▶ PROMPT: Would you retype all of these records exactly?

▶ Records that describe figures:
--- start ---
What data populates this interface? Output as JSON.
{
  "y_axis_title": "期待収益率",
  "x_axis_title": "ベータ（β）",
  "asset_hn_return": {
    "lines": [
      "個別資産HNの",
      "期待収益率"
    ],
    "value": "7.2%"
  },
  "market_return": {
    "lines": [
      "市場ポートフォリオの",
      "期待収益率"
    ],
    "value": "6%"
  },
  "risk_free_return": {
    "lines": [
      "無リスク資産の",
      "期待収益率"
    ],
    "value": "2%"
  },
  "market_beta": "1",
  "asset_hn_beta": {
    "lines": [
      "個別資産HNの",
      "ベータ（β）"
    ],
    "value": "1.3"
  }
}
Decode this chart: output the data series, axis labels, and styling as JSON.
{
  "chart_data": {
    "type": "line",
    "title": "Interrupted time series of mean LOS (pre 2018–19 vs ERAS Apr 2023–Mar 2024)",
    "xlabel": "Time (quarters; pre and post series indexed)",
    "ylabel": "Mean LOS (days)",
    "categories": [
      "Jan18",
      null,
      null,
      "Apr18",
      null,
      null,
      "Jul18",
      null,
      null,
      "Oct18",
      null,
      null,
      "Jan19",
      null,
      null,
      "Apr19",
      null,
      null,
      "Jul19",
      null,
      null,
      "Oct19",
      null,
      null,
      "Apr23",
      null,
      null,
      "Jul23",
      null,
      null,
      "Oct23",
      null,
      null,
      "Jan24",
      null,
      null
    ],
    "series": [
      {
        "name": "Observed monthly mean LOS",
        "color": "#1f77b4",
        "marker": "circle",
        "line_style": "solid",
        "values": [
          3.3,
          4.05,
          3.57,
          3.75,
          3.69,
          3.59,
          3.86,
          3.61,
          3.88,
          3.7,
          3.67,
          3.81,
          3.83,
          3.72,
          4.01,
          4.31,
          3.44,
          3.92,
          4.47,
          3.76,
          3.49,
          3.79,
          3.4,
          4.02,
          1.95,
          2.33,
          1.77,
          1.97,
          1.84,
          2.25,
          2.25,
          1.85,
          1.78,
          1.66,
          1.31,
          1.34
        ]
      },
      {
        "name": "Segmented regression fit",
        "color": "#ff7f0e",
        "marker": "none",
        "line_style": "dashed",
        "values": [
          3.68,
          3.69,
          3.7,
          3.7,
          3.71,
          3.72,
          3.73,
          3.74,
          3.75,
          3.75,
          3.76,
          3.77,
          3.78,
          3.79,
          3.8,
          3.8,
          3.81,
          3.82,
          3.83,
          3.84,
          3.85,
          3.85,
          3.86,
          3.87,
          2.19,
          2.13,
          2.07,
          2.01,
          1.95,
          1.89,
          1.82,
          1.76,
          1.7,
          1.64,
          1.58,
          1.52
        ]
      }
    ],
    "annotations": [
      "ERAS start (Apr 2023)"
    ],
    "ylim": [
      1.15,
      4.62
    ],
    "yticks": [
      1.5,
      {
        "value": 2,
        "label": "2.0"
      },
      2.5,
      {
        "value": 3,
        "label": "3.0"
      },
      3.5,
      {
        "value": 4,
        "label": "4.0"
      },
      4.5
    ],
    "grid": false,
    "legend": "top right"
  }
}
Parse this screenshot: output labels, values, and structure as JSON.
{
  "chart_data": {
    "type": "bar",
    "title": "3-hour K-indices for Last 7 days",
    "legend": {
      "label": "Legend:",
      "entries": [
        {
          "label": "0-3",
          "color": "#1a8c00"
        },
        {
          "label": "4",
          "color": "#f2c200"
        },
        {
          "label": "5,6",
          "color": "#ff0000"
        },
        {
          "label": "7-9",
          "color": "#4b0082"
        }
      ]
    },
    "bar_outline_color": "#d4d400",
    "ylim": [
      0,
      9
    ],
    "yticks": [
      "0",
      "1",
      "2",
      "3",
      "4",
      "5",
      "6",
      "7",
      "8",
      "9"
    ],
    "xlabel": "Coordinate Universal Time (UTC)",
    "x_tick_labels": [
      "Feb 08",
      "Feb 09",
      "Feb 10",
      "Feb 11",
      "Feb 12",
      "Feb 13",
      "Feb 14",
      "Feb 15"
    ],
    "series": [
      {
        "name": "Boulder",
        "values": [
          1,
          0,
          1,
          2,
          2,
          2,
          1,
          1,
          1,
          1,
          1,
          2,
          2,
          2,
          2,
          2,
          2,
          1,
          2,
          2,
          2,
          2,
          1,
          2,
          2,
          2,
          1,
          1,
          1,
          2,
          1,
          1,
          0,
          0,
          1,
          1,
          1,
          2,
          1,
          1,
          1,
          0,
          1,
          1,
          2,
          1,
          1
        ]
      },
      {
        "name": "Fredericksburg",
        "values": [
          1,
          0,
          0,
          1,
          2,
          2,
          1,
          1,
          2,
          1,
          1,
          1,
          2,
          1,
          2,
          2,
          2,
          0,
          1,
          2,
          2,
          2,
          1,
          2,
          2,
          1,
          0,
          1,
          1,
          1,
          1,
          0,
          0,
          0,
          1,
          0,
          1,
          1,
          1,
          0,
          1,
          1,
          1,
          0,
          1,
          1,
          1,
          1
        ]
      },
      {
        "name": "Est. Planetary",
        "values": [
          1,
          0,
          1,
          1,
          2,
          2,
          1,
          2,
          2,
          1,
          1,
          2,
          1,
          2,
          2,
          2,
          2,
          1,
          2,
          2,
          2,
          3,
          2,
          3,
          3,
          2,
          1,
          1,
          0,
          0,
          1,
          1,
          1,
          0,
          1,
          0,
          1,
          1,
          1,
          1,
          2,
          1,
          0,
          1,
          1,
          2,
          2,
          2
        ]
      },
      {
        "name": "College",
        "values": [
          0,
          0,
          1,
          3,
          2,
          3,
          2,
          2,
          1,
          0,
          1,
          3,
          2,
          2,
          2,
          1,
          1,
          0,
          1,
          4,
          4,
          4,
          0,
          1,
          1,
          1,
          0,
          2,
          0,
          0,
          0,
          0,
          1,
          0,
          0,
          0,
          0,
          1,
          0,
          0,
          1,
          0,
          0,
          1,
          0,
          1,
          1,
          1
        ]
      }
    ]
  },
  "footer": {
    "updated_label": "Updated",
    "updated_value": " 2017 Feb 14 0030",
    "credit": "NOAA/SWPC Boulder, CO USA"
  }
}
--- end ---
▶ EXERCISE OUTPUT:
What data populates this interface? Output as JSON.
{
  "y_axis_title": "期待収益率",
  "x_axis_title": "ベータ（β）",
  "asset_hn_return": {
    "lines": [
      "個別資産HNの",
      "期待収益率"
    ],
    "value": "7.2%"
  },
  "market_return": {
    "lines": [
      "市場ポートフォリオの",
      "期待収益率"
    ],
    "value": "6%"
  },
  "risk_free_return": {
    "lines": [
      "無リスク資産の",
      "期待収益率"
    ],
    "value": "2%"
  },
  "market_beta": "1",
  "asset_hn_beta": {
    "lines": [
      "個別資産HNの",
      "ベータ（β）"
    ],
    "value": "1.3"
  }
}
Decode this chart: output the data series, axis labels, and styling as JSON.
{
  "chart_data": {
    "type": "line",
    "title": "Interrupted time series of mean LOS (pre 2018–19 vs ERAS Apr 2023–Mar 2024)",
    "xlabel": "Time (quarters; pre and post series indexed)",
    "ylabel": "Mean LOS (days)",
    "categories": [
      "Jan18",
      null,
      null,
      "Apr18",
      null,
      null,
      "Jul18",
      null,
      null,
      "Oct18",
      null,
      null,
      "Jan19",
      null,
      null,
      "Apr19",
      null,
      null,
      "Jul19",
      null,
      null,
      "Oct19",
      null,
      null,
      "Apr23",
      null,
      null,
      "Jul23",
      null,
      null,
      "Oct23",
      null,
      null,
      "Jan24",
      null,
      null
    ],
    "series": [
      {
        "name": "Observed monthly mean LOS",
        "color": "#1f77b4",
        "marker": "circle",
        "line_style": "solid",
        "values": [
          3.3,
          4.05,
          3.57,
          3.75,
          3.69,
          3.59,
          3.86,
          3.61,
          3.88,
          3.7,
          3.67,
          3.81,
          3.83,
          3.72,
          4.01,
          4.31,
          3.44,
          3.92,
          4.47,
          3.76,
          3.49,
          3.79,
          3.4,
          4.02,
          1.95,
          2.33,
          1.77,
          1.97,
          1.84,
          2.25,
          2.25,
          1.85,
          1.78,
          1.66,
          1.31,
          1.34
        ]
      },
      {
        "name": "Segmented regression fit",
        "color": "#ff7f0e",
        "marker": "none",
        "line_style": "dashed",
        "values": [
          3.68,
          3.69,
          3.7,
          3.7,
          3.71,
          3.72,
          3.73,
          3.74,
          3.75,
          3.75,
          3.76,
          3.77,
          3.78,
          3.79,
          3.8,
          3.8,
          3.81,
          3.82,
          3.83,
          3.84,
          3.85,
          3.85,
          3.86,
          3.87,
          2.19,
          2.13,
          2.07,
          2.01,
          1.95,
          1.89,
          1.82,
          1.76,
          1.7,
          1.64,
          1.58,
          1.52
        ]
      }
    ],
    "annotations": [
      "ERAS start (Apr 2023)"
    ],
    "ylim": [
      1.15,
      4.62
    ],
    "yticks": [
      1.5,
      {
        "value": 2,
        "label": "2.0"
      },
      2.5,
      {
        "value": 3,
        "label": "3.0"
      },
      3.5,
      {
        "value": 4,
        "label": "4.0"
      },
      4.5
    ],
    "grid": false,
    "legend": "top right"
  }
}
Parse this screenshot: output labels, values, and structure as JSON.
{
  "chart_data": {
    "type": "bar",
    "title": "3-hour K-indices for Last 7 days",
    "legend": {
      "label": "Legend:",
      "entries": [
        {
          "label": "0-3",
          "color": "#1a8c00"
        },
        {
          "label": "4",
          "color": "#f2c200"
        },
        {
          "label": "5,6",
          "color": "#ff0000"
        },
        {
          "label": "7-9",
          "color": "#4b0082"
        }
      ]
    },
    "bar_outline_color": "#d4d400",
    "ylim": [
      0,
      9
    ],
    "yticks": [
      "0",
      "1",
      "2",
      "3",
      "4",
      "5",
      "6",
      "7",
      "8",
      "9"
    ],
    "xlabel": "Coordinate Universal Time (UTC)",
    "x_tick_labels": [
      "Feb 08",
      "Feb 09",
      "Feb 10",
      "Feb 11",
      "Feb 12",
      "Feb 13",
      "Feb 14",
      "Feb 15"
    ],
    "series": [
      {
        "name": "Boulder",
        "values": [
          1,
          0,
          1,
          2,
          2,
          2,
          1,
          1,
          1,
          1,
          1,
          2,
          2,
          2,
          2,
          2,
          2,
          1,
          2,
          2,
          2,
          2,
          1,
          2,
          2,
          2,
          1,
          1,
          1,
          2,
          1,
          1,
          0,
          0,
          1,
          1,
          1,
          2,
          1,
          1,
          1,
          0,
          1,
          1,
          2,
          1,
          1
        ]
      },
      {
        "name": "Fredericksburg",
        "values": [
          1,
          0,
          0,
          1,
          2,
          2,
          1,
          1,
          2,
          1,
          1,
          1,
          2,
          1,
          2,
          2,
          2,
          0,
          1,
          2,
          2,
          2,
          1,
          2,
          2,
          1,
          0,
          1,
          1,
          1,
          1,
          0,
          0,
          0,
          1,
          0,
          1,
          1,
          1,
          0,
          1,
          1,
          1,
          0,
          1,
          1,
          1,
          1
        ]
      },
      {
        "name": "Est. Planetary",
        "values": [
          1,
          0,
          1,
          1,
          2,
          2,
          1,
          2,
          2,
          1,
          1,
          2,
          1,
          2,
          2,
          2,
          2,
          1,
          2,
          2,
          2,
          3,
          2,
          3,
          3,
          2,
          1,
          1,
          0,
          0,
          1,
          1,
          1,
          0,
          1,
          0,
          1,
          1,
          1,
          1,
          2,
          1,
          0,
          1,
          1,
          2,
          2,
          2
        ]
      },
      {
        "name": "College",
        "values": [
          0,
          0,
          1,
          3,
          2,
          3,
          2,
          2,
          1,
          0,
          1,
          3,
          2,
          2,
          2,
          1,
          1,
          0,
          1,
          4,
          4,
          4,
          0,
          1,
          1,
          1,
          0,
          2,
          0,
          0,
          0,
          0,
          1,
          0,
          0,
          0,
          0,
          1,
          0,
          0,
          1,
          0,
          0,
          1,
          0,
          1,
          1,
          1
        ]
      }
    ]
  },
  "footer": {
    "updated_label": "Updated",
    "updated_value": " 2017 Feb 14 0030",
    "credit": "NOAA/SWPC Boulder, CO USA"
  }
}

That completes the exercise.